▶ **Goal**
Every entry here needs to be repeated exactly.

▶ **Entries shown**
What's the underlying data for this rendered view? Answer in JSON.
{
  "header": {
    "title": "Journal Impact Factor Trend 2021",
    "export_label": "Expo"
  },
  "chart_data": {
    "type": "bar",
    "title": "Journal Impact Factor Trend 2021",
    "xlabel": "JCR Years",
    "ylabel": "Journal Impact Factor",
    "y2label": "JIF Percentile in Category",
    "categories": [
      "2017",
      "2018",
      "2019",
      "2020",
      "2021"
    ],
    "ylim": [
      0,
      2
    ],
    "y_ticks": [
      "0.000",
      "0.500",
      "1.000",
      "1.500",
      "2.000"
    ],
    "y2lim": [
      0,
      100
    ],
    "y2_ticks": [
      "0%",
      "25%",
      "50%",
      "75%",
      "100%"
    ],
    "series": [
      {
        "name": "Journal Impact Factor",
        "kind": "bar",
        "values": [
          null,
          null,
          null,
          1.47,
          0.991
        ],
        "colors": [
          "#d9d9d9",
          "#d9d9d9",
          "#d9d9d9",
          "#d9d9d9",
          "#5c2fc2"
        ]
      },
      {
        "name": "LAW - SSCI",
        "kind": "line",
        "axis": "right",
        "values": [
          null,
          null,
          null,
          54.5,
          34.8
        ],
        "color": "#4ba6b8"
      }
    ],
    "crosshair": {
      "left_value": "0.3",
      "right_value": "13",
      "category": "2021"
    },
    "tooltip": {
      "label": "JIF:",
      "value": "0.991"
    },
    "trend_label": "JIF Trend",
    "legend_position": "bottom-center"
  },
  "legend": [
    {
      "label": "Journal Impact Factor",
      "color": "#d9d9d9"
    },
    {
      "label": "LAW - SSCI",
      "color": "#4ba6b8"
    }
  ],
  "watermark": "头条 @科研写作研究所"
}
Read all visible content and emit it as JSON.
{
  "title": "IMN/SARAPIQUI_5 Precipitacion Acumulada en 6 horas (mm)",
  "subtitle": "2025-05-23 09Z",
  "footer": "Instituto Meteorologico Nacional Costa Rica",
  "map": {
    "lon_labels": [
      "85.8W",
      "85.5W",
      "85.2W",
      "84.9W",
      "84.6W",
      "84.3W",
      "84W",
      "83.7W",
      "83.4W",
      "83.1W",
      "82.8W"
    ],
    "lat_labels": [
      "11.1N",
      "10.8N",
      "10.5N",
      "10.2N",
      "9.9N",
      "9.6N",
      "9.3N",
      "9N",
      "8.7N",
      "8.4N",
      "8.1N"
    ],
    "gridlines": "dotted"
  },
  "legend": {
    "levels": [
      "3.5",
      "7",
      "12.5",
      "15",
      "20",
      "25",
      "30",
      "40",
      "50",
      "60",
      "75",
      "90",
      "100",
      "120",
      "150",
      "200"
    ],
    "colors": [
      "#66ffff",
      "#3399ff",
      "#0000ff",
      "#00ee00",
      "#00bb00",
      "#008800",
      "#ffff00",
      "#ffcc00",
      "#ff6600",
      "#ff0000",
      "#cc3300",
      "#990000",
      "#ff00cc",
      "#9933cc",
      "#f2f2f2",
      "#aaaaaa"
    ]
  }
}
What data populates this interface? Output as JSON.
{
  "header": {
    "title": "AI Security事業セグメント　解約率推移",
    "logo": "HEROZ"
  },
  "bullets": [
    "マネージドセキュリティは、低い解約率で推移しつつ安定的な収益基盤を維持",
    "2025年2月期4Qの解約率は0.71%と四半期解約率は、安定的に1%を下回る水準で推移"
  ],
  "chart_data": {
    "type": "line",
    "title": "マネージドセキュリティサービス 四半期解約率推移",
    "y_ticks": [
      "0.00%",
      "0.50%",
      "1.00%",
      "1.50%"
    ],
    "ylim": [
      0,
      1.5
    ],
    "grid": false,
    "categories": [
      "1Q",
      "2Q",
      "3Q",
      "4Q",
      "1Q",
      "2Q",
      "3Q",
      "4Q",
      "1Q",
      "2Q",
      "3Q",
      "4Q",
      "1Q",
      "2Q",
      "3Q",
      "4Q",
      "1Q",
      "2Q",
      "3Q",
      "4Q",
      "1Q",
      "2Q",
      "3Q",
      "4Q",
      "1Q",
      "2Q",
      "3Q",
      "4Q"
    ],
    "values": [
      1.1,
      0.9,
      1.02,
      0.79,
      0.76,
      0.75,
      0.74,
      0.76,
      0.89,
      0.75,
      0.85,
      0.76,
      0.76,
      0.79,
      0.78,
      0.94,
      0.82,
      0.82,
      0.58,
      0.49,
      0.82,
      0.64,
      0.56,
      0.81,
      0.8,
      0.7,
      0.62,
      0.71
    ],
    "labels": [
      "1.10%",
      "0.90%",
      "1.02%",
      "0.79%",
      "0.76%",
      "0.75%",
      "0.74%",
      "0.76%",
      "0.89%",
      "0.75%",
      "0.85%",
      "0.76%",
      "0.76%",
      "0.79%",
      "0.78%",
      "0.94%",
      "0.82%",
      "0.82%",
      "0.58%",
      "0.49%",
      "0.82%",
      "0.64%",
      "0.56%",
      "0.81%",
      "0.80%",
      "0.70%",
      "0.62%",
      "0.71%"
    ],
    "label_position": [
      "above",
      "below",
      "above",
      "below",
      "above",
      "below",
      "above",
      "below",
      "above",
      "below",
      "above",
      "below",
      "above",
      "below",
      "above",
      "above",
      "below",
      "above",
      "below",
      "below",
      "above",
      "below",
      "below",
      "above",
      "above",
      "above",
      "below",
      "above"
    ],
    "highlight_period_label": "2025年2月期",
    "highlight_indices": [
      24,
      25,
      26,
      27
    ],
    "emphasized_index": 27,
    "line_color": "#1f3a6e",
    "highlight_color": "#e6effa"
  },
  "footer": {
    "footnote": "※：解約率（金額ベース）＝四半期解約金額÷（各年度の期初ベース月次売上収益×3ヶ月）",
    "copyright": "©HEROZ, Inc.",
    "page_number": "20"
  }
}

▶ **Output of the task**
What's the underlying data for this rendered view? Answer in JSON.
{
  "header": {
    "title": "Journal Impact Factor Trend 2021",
    "export_label": "Expo"
  },
  "chart_data": {
    "type": "bar",
    "title": "Journal Impact Factor Trend 2021",
    "xlabel": "JCR Years",
    "ylabel": "Journal Impact Factor",
    "y2label": "JIF Percentile in Category",
    "categories": [
      "2017",
      "2018",
      "2019",
      "2020",
      "2021"
    ],
    "ylim": [
      0,
      2
    ],
    "y_ticks": [
      "0.000",
      "0.500",
      "1.000",
      "1.500",
      "2.000"
    ],
    "y2lim": [
      0,
      100
    ],
    "y2_ticks": [
      "0%",
      "25%",
      "50%",
      "75%",
      "100%"
    ],
    "series": [
      {
        "name": "Journal Impact Factor",
        "kind": "bar",
        "values": [
          null,
          null,
          null,
          1.47,
          0.991
        ],
        "colors": [
          "#d9d9d9",
          "#d9d9d9",
          "#d9d9d9",
          "#d9d9d9",
          "#5c2fc2"
        ]
      },
      {
        "name": "LAW - SSCI",
        "kind": "line",
        "axis": "right",
        "values": [
          null,
          null,
          null,
          54.5,
          34.8
        ],
        "color": "#4ba6b8"
      }
    ],
    "crosshair": {
      "left_value": "0.3",
      "right_value": "13",
      "category": "2021"
    },
    "tooltip": {
      "label": "JIF:",
      "value": "0.991"
    },
    "trend_label": "JIF Trend",
    "legend_position": "bottom-center"
  },
  "legend": [
    {
      "label": "Journal Impact Factor",
      "color": "#d9d9d9"
    },
    {
      "label": "LAW - SSCI",
      "color": "#4ba6b8"
    }
  ],
  "watermark": "头条 @科研写作研究所"
}
Read all visible content and emit it as JSON.
{
  "title": "IMN/SARAPIQUI_5 Precipitacion Acumulada en 6 horas (mm)",
  "subtitle": "2025-05-23 09Z",
  "footer": "Instituto Meteorologico Nacional Costa Rica",
  "map": {
    "lon_labels": [
      "85.8W",
      "85.5W",
      "85.2W",
      "84.9W",
      "84.6W",
      "84.3W",
      "84W",
      "83.7W",
      "83.4W",
      "83.1W",
      "82.8W"
    ],
    "lat_labels": [
      "11.1N",
      "10.8N",
      "10.5N",
      "10.2N",
      "9.9N",
      "9.6N",
      "9.3N",
      "9N",
      "8.7N",
      "8.4N",
      "8.1N"
    ],
    "gridlines": "dotted"
  },
  "legend": {
    "levels": [
      "3.5",
      "7",
      "12.5",
      "15",
      "20",
      "25",
      "30",
      "40",
      "50",
      "60",
      "75",
      "90",
      "100",
      "120",
      "150",
      "200"
    ],
    "colors": [
      "#66ffff",
      "#3399ff",
      "#0000ff",
      "#00ee00",
      "#00bb00",
      "#008800",
      "#ffff00",
      "#ffcc00",
      "#ff6600",
      "#ff0000",
      "#cc3300",
      "#990000",
      "#ff00cc",
      "#9933cc",
      "#f2f2f2",
      "#aaaaaa"
    ]
  }
}
What data populates this interface? Output as JSON.
{
  "header": {
    "title": "AI Security事業セグメント　解約率推移",
    "logo": "HEROZ"
  },
  "bullets": [
    "マネージドセキュリティは、低い解約率で推移しつつ安定的な収益基盤を維持",
    "2025年2月期4Qの解約率は0.71%と四半期解約率は、安定的に1%を下回る水準で推移"
  ],
  "chart_data": {
    "type": "line",
    "title": "マネージドセキュリティサービス 四半期解約率推移",
    "y_ticks": [
      "0.00%",
      "0.50%",
      "1.00%",
      "1.50%"
    ],
    "ylim": [
      0,
      1.5
    ],
    "grid": false,
    "categories": [
      "1Q",
      "2Q",
      "3Q",
      "4Q",
      "1Q",
      "2Q",
      "3Q",
      "4Q",
      "1Q",
      "2Q",
      "3Q",
      "4Q",
      "1Q",
      "2Q",
      "3Q",
      "4Q",
      "1Q",
      "2Q",
      "3Q",
      "4Q",
      "1Q",
      "2Q",
      "3Q",
      "4Q",
      "1Q",
      "2Q",
      "3Q",
      "4Q"
    ],
    "values": [
      1.1,
      0.9,
      1.02,
      0.79,
      0.76,
      0.75,
      0.74,
      0.76,
      0.89,
      0.75,
      0.85,
      0.76,
      0.76,
      0.79,
      0.78,
      0.94,
      0.82,
      0.82,
      0.58,
      0.49,
      0.82,
      0.64,
      0.56,
      0.81,
      0.8,
      0.7,
      0.62,
      0.71
    ],
    "labels": [
      "1.10%",
      "0.90%",
      "1.02%",
      "0.79%",
      "0.76%",
      "0.75%",
      "0.74%",
      "0.76%",
      "0.89%",
      "0.75%",
      "0.85%",
      "0.76%",
      "0.76%",
      "0.79%",
      "0.78%",
      "0.94%",
      "0.82%",
      "0.82%",
      "0.58%",
      "0.49%",
      "0.82%",
      "0.64%",
      "0.56%",
      "0.81%",
      "0.80%",
      "0.70%",
      "0.62%",
      "0.71%"
    ],
    "label_position": [
      "above",
      "below",
      "above",
      "below",
      "above",
      "below",
      "above",
      "below",
      "above",
      "below",
      "above",
      "below",
      "above",
      "below",
      "above",
      "above",
      "below",
      "above",
      "below",
      "below",
      "above",
      "below",
      "below",
      "above",
      "above",
      "above",
      "below",
      "above"
    ],
    "highlight_period_label": "2025年2月期",
    "highlight_indices": [
      24,
      25,
      26,
      27
    ],
    "emphasized_index": 27,
    "line_color": "#1f3a6e",
    "highlight_color": "#e6effa"
  },
  "footer": {
    "footnote": "※：解約率（金額ベース）＝四半期解約金額÷（各年度の期初ベース月次売上収益×3ヶ月）",
    "copyright": "©HEROZ, Inc.",
    "page_number": "20"
  }
}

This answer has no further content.